>> start Task data

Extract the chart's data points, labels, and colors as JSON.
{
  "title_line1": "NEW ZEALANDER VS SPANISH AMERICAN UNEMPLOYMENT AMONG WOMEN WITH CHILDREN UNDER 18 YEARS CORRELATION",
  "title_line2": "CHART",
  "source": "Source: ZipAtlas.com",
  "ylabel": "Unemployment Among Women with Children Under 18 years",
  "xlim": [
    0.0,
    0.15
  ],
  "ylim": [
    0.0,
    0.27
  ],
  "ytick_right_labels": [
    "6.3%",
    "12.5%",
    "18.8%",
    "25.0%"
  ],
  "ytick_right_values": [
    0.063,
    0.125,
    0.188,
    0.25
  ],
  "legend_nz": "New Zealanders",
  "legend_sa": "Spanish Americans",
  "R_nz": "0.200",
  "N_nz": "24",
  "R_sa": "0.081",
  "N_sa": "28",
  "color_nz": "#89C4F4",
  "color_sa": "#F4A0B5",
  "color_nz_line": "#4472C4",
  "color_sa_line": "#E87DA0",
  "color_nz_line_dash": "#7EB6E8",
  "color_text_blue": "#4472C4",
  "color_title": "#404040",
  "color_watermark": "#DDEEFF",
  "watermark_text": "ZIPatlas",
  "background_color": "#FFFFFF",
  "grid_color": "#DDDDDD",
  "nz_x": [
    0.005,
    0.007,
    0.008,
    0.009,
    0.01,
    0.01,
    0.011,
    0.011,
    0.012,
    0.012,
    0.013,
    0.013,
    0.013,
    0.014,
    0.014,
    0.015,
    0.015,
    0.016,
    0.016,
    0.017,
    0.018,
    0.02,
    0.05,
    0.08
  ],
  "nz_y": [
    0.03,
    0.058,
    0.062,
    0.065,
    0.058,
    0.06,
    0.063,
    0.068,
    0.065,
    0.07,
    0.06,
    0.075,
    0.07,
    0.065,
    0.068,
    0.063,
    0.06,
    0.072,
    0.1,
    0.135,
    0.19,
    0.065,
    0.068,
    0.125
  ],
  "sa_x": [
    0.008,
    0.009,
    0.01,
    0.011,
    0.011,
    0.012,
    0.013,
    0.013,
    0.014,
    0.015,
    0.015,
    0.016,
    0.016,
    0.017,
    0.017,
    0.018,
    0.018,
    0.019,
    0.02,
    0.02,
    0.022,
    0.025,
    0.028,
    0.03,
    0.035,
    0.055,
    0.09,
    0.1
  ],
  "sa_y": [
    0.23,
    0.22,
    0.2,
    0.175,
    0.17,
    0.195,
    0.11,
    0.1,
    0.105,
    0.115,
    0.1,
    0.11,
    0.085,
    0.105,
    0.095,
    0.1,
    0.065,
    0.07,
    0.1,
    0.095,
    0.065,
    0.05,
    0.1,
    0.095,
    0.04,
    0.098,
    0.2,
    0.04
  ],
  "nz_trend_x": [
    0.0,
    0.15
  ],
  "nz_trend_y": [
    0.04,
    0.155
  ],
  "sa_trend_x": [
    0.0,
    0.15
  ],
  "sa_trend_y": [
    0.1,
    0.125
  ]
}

>> end Task data

■ **Instructions for the task**
Take the listing above and write it out again exactly.

■ **Response below**
Extract the chart's data points, labels, and colors as JSON.
{
  "title_line1": "NEW ZEALANDER VS SPANISH AMERICAN UNEMPLOYMENT AMONG WOMEN WITH CHILDREN UNDER 18 YEARS CORRELATION",
  "title_line2": "CHART",
  "source": "Source: ZipAtlas.com",
  "ylabel": "Unemployment Among Women with Children Under 18 years",
  "xlim": [
    0.0,
    0.15
  ],
  "ylim": [
    0.0,
    0.27
  ],
  "ytick_right_labels": [
    "6.3%",
    "12.5%",
    "18.8%",
    "25.0%"
  ],
  "ytick_right_values": [
    0.063,
    0.125,
    0.188,
    0.25
  ],
  "legend_nz": "New Zealanders",
  "legend_sa": "Spanish Americans",
  "R_nz": "0.200",
  "N_nz": "24",
  "R_sa": "0.081",
  "N_sa": "28",
  "color_nz": "#89C4F4",
  "color_sa": "#F4A0B5",
  "color_nz_line": "#4472C4",
  "color_sa_line": "#E87DA0",
  "color_nz_line_dash": "#7EB6E8",
  "color_text_blue": "#4472C4",
  "color_title": "#404040",
  "color_watermark": "#DDEEFF",
  "watermark_text": "ZIPatlas",
  "background_color": "#FFFFFF",
  "grid_color": "#DDDDDD",
  "nz_x": [
    0.005,
    0.007,
    0.008,
    0.009,
    0.01,
    0.01,
    0.011,
    0.011,
    0.012,
    0.012,
    0.013,
    0.013,
    0.013,
    0.014,
    0.014,
    0.015,
    0.015,
    0.016,
    0.016,
    0.017,
    0.018,
    0.02,
    0.05,
    0.08
  ],
  "nz_y": [
    0.03,
    0.058,
    0.062,
    0.065,
    0.058,
    0.06,
    0.063,
    0.068,
    0.065,
    0.07,
    0.06,
    0.075,
    0.07,
    0.065,
    0.068,
    0.063,
    0.06,
    0.072,
    0.1,
    0.135,
    0.19,
    0.065,
    0.068,
    0.125
  ],
  "sa_x": [
    0.008,
    0.009,
    0.01,
    0.011,
    0.011,
    0.012,
    0.013,
    0.013,
    0.014,
    0.015,
    0.015,
    0.016,
    0.016,
    0.017,
    0.017,
    0.018,
    0.018,
    0.019,
    0.02,
    0.02,
    0.022,
    0.025,
    0.028,
    0.03,
    0.035,
    0.055,
    0.09,
    0.1
  ],
  "sa_y": [
    0.23,
    0.22,
    0.2,
    0.175,
    0.17,
    0.195,
    0.11,
    0.1,
    0.105,
    0.115,
    0.1,
    0.11,
    0.085,
    0.105,
    0.095,
    0.1,
    0.065,
    0.07,
    0.1,
    0.095,
    0.065,
    0.05,
    0.1,
    0.095,
    0.04,
    0.098,
    0.2,
    0.04
  ],
  "nz_trend_x": [
    0.0,
    0.15
  ],
  "nz_trend_y": [
    0.04,
    0.155
  ],
  "sa_trend_x": [
    0.0,
    0.15
  ],
  "sa_trend_y": [
    0.1,
    0.125
  ]
}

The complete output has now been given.